__EXERCISE DETAILS__. Write out the listing in full, matching it word for word.

Recorded data
..............................

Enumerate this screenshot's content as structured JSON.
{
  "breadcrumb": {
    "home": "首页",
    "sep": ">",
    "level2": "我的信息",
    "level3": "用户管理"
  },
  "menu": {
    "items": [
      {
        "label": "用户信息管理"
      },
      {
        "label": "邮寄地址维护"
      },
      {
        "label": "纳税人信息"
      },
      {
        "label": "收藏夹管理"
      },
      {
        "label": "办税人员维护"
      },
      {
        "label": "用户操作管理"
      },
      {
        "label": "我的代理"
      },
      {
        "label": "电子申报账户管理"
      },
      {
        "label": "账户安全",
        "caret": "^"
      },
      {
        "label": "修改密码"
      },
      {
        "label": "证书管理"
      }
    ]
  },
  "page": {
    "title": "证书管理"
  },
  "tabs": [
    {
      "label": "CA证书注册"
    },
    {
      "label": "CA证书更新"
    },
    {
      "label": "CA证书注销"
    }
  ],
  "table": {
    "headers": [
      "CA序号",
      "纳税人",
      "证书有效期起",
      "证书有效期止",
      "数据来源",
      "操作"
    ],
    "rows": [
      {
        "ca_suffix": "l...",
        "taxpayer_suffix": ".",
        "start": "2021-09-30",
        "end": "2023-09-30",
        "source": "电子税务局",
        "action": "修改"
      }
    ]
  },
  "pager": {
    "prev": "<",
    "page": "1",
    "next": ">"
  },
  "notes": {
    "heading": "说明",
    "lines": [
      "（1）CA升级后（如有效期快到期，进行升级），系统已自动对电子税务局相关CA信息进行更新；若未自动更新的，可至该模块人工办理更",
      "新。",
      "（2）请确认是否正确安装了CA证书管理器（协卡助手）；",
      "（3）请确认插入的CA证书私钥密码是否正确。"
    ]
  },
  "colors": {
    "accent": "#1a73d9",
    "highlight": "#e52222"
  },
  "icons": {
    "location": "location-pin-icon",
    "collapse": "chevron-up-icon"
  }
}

..............................

__RESULT__.
Enumerate this screenshot's content as structured JSON.
{
  "breadcrumb": {
    "home": "首页",
    "sep": ">",
    "level2": "我的信息",
    "level3": "用户管理"
  },
  "menu": {
    "items": [
      {
        "label": "用户信息管理"
      },
      {
        "label": "邮寄地址维护"
      },
      {
        "label": "纳税人信息"
      },
      {
        "label": "收藏夹管理"
      },
      {
        "label": "办税人员维护"
      },
      {
        "label": "用户操作管理"
      },
      {
        "label": "我的代理"
      },
      {
        "label": "电子申报账户管理"
      },
      {
        "label": "账户安全",
        "caret": "^"
      },
      {
        "label": "修改密码"
      },
      {
        "label": "证书管理"
      }
    ]
  },
  "page": {
    "title": "证书管理"
  },
  "tabs": [
    {
      "label": "CA证书注册"
    },
    {
      "label": "CA证书更新"
    },
    {
      "label": "CA证书注销"
    }
  ],
  "table": {
    "headers": [
      "CA序号",
      "纳税人",
      "证书有效期起",
      "证书有效期止",
      "数据来源",
      "操作"
    ],
    "rows": [
      {
        "ca_suffix": "l...",
        "taxpayer_suffix": ".",
        "start": "2021-09-30",
        "end": "2023-09-30",
        "source": "电子税务局",
        "action": "修改"
      }
    ]
  },
  "pager": {
    "prev": "<",
    "page": "1",
    "next": ">"
  },
  "notes": {
    "heading": "说明",
    "lines": [
      "（1）CA升级后（如有效期快到期，进行升级），系统已自动对电子税务局相关CA信息进行更新；若未自动更新的，可至该模块人工办理更",
      "新。",
      "（2）请确认是否正确安装了CA证书管理器（协卡助手）；",
      "（3）请确认插入的CA证书私钥密码是否正确。"
    ]
  },
  "colors": {
    "accent": "#1a73d9",
    "highlight": "#e52222"
  },
  "icons": {
    "location": "location-pin-icon",
    "collapse": "chevron-up-icon"
  }
}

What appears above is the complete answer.